• **TASK DIRECTIONS**:
Leave out the pictures and restate the rest of the data exactly.

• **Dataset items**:

§ §

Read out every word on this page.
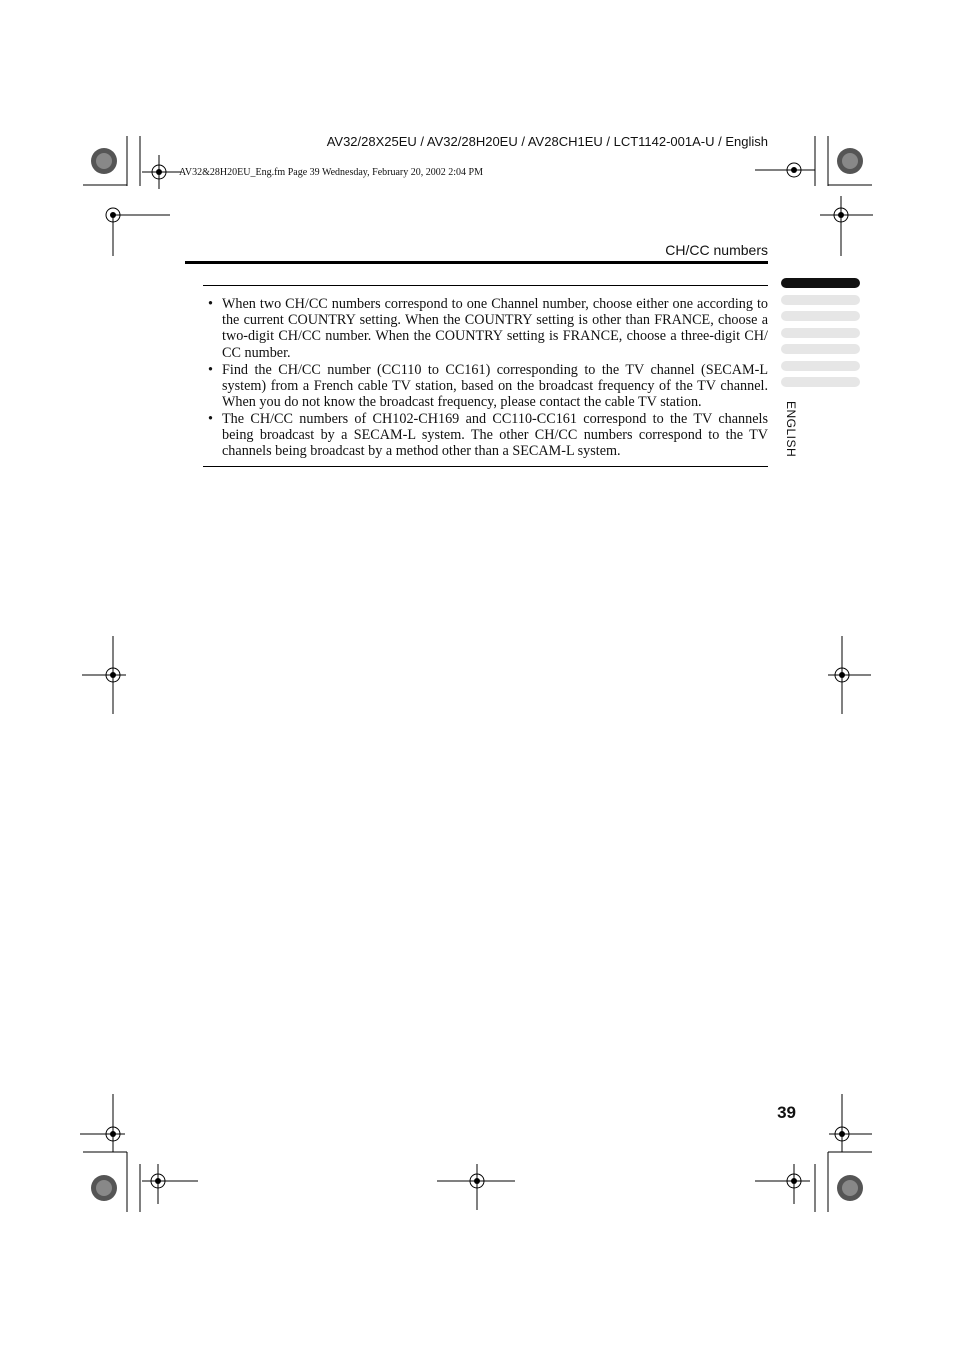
AV32/28X25EU / AV32/28H20EU / AV28CH1EU / LCT1142-001A-U / English
AV32&28H20EU_Eng.fm Page 39 Wednesday, February 20, 2002 2:04 PM
CH/CC numbers
• When two CH/CC numbers correspond to one Channel number, choose either one according to the current COUNTRY setting. When the COUNTRY setting is other than FRANCE, choose a two-digit CH/CC number. When the COUNTRY setting is FRANCE, choose a three-digit CH/ CC number.
• Find the CH/CC number (CC110 to CC161) corresponding to the TV channel (SECAM-L system) from a French cable TV station, based on the broadcast frequency of the TV channel. When you do not know the broadcast frequency, please contact the cable TV station.
• The CH/CC numbers of CH102-CH169 and CC110-CC161 correspond to the TV channels being broadcast by a SECAM-L system. The other CH/CC numbers correspond to the TV channels being broadcast by a method other than a SECAM-L system.	ENGLISH
39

§ §

• **FULL RESPONSE**:
Read out every word on this page.
AV32/28X25EU / AV32/28H20EU / AV28CH1EU / LCT1142-001A-U / English
AV32&28H20EU_Eng.fm Page 39 Wednesday, February 20, 2002 2:04 PM
CH/CC numbers
• When two CH/CC numbers correspond to one Channel number, choose either one according to the current COUNTRY setting. When the COUNTRY setting is other than FRANCE, choose a two-digit CH/CC number. When the COUNTRY setting is FRANCE, choose a three-digit CH/ CC number.
• Find the CH/CC number (CC110 to CC161) corresponding to the TV channel (SECAM-L system) from a French cable TV station, based on the broadcast frequency of the TV channel. When you do not know the broadcast frequency, please contact the cable TV station.
• The CH/CC numbers of CH102-CH169 and CC110-CC161 correspond to the TV channels being broadcast by a SECAM-L system. The other CH/CC numbers correspond to the TV channels being broadcast by a method other than a SECAM-L system.	ENGLISH
39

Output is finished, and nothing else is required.